— start MATERIAL SUPPLIED —

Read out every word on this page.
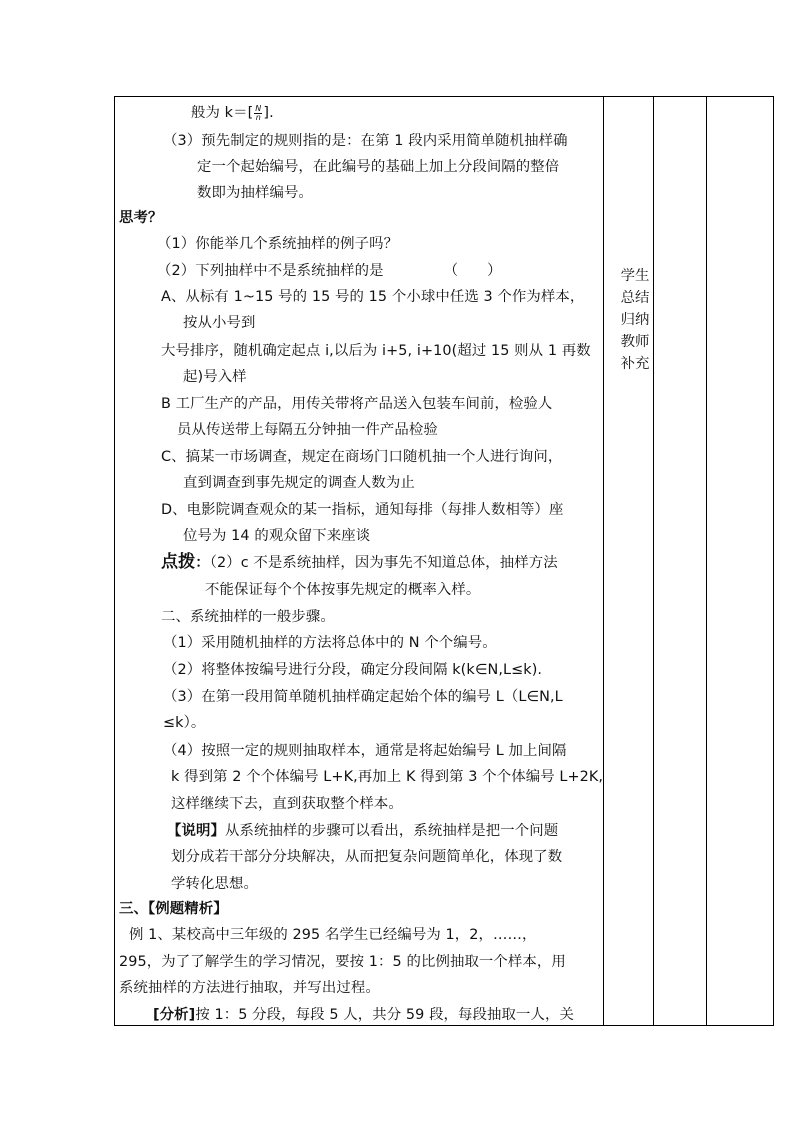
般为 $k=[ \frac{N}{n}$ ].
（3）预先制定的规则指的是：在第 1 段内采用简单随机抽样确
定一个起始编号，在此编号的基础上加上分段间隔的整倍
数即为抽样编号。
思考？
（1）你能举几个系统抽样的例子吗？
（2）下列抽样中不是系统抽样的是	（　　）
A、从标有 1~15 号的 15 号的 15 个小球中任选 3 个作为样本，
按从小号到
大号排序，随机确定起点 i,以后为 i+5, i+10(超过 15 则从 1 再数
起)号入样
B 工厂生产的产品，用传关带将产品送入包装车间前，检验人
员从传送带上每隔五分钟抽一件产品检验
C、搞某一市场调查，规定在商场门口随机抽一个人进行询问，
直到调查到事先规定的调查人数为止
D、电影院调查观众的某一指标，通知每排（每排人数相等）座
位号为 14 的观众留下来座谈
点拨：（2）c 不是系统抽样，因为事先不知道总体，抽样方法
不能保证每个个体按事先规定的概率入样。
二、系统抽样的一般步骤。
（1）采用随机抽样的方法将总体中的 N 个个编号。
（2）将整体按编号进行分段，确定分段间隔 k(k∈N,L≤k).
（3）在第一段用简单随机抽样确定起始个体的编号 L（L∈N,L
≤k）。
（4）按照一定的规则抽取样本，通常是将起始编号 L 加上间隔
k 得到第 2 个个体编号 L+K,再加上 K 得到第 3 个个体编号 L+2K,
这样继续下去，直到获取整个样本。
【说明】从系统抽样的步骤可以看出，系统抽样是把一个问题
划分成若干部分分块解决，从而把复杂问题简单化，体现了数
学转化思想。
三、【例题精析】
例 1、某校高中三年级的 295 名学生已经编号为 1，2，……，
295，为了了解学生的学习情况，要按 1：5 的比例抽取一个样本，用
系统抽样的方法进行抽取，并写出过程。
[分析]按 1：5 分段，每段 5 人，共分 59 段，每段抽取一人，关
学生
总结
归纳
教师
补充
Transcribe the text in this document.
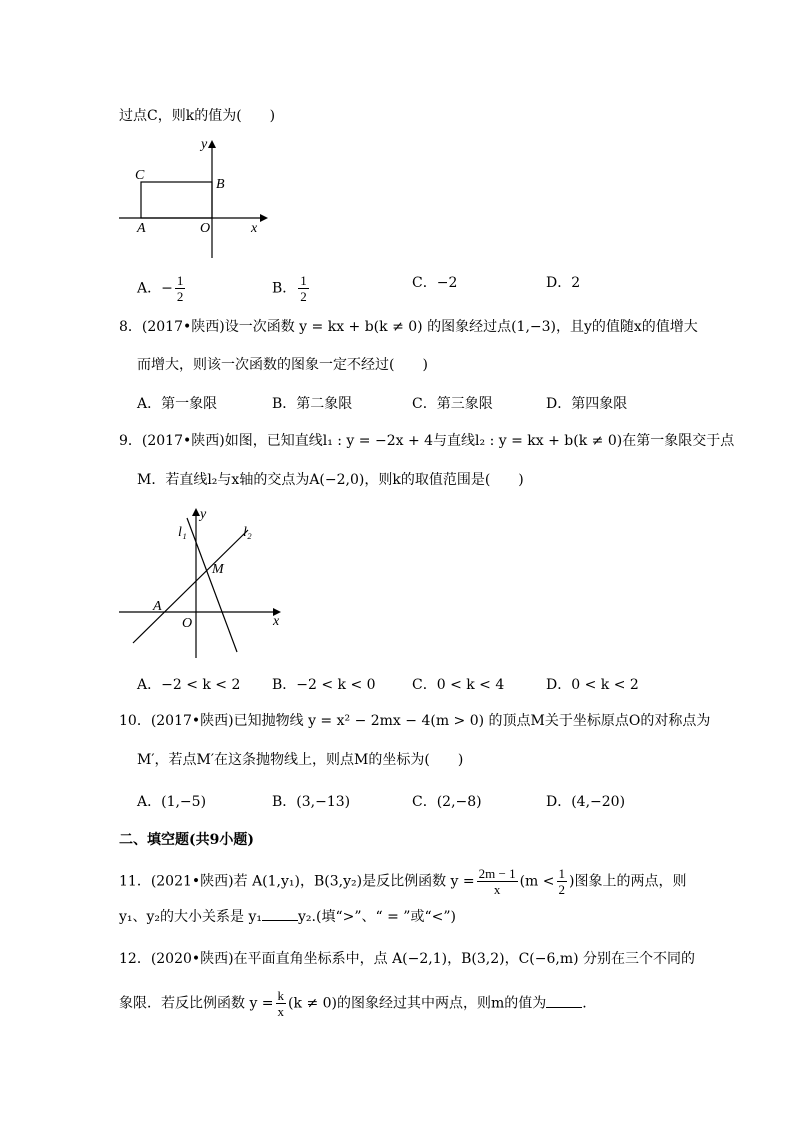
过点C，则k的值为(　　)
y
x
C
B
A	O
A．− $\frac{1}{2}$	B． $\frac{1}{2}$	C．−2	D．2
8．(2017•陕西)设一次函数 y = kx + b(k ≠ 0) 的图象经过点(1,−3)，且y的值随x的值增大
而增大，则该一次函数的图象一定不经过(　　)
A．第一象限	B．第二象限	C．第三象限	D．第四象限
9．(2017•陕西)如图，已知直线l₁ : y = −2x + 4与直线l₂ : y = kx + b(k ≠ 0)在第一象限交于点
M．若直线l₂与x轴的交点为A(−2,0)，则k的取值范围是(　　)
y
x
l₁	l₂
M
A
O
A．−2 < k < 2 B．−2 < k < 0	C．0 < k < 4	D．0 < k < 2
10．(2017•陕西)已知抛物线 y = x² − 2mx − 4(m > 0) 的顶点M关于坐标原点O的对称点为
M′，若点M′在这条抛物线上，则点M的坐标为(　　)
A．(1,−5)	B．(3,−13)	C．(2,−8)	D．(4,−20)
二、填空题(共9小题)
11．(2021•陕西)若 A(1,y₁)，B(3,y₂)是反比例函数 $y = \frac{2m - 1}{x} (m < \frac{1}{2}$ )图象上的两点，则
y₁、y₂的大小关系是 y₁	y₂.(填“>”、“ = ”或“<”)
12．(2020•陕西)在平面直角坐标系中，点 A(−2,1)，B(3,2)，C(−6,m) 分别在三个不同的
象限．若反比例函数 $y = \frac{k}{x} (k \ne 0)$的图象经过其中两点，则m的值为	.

— end MATERIAL SUPPLIED —

Pick each line holding the word "frac" out of the data and copy it.

SOLUTION FOR THIS TASK:
般为 $k=[ \frac{N}{n}$ ].
A．− $\frac{1}{2}$	B． $\frac{1}{2}$	C．−2	D．2
11．(2021•陕西)若 A(1,y₁)，B(3,y₂)是反比例函数 $y = \frac{2m - 1}{x} (m < \frac{1}{2}$ )图象上的两点，则
象限．若反比例函数 $y = \frac{k}{x} (k \ne 0)$的图象经过其中两点，则m的值为	.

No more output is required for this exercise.